- _REQUIRED TASK_: Filter this data down to the lines that hold "福建省教育考试院", and copy them.

══ RECORDS SUPPLIED ══

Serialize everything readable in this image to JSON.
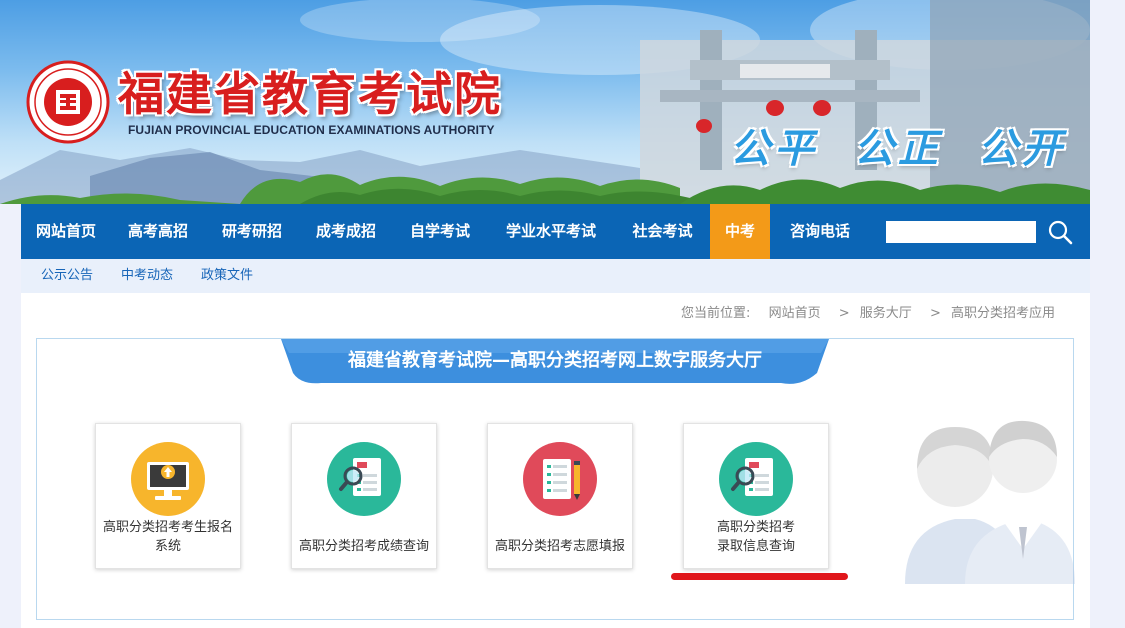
{
  "banner": {
    "title": "福建省教育考试院",
    "subtitle": "FUJIAN PROVINCIAL EDUCATION EXAMINATIONS AUTHORITY",
    "slogan": "公平  公正  公开",
    "seal_text": "福建省教育考试院"
  },
  "nav": {
    "items": [
      {
        "label": "网站首页"
      },
      {
        "label": "高考高招"
      },
      {
        "label": "研考研招"
      },
      {
        "label": "成考成招"
      },
      {
        "label": "自学考试"
      },
      {
        "label": "学业水平考试"
      },
      {
        "label": "社会考试"
      },
      {
        "label": "中考",
        "active": true
      },
      {
        "label": "咨询电话"
      }
    ],
    "search": {
      "value": "",
      "icon": "search-icon"
    }
  },
  "sub_nav": {
    "items": [
      {
        "label": "公示公告"
      },
      {
        "label": "中考动态"
      },
      {
        "label": "政策文件"
      }
    ]
  },
  "breadcrumb": {
    "prefix": "您当前位置:",
    "items": [
      "网站首页",
      "服务大厅",
      "高职分类招考应用"
    ],
    "separator": ">"
  },
  "hall": {
    "title": "福建省教育考试院—高职分类招考网上数字服务大厅"
  },
  "services": [
    {
      "label": "高职分类招考考生报名\n系统",
      "icon": "monitor-upload-icon",
      "color": "#f7b52c"
    },
    {
      "label": "高职分类招考成绩查询",
      "icon": "score-search-icon",
      "color": "#2ab89a"
    },
    {
      "label": "高职分类招考志愿填报",
      "icon": "form-pencil-icon",
      "color": "#e04a5a"
    },
    {
      "label": "高职分类招考\n录取信息查询",
      "icon": "score-search-icon",
      "color": "#2ab89a",
      "highlighted": true
    }
  ],
  "colors": {
    "nav_bg": "#0b65b5",
    "nav_active": "#f39a18",
    "subnav_text": "#1765b8",
    "title_red": "#d81e1e",
    "highlight": "#e0161b"
  }
}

═══

- _EXPECTED OUTPUT_:
    "title": "福建省教育考试院",
    "seal_text": "福建省教育考试院"
    "title": "福建省教育考试院—高职分类招考网上数字服务大厅"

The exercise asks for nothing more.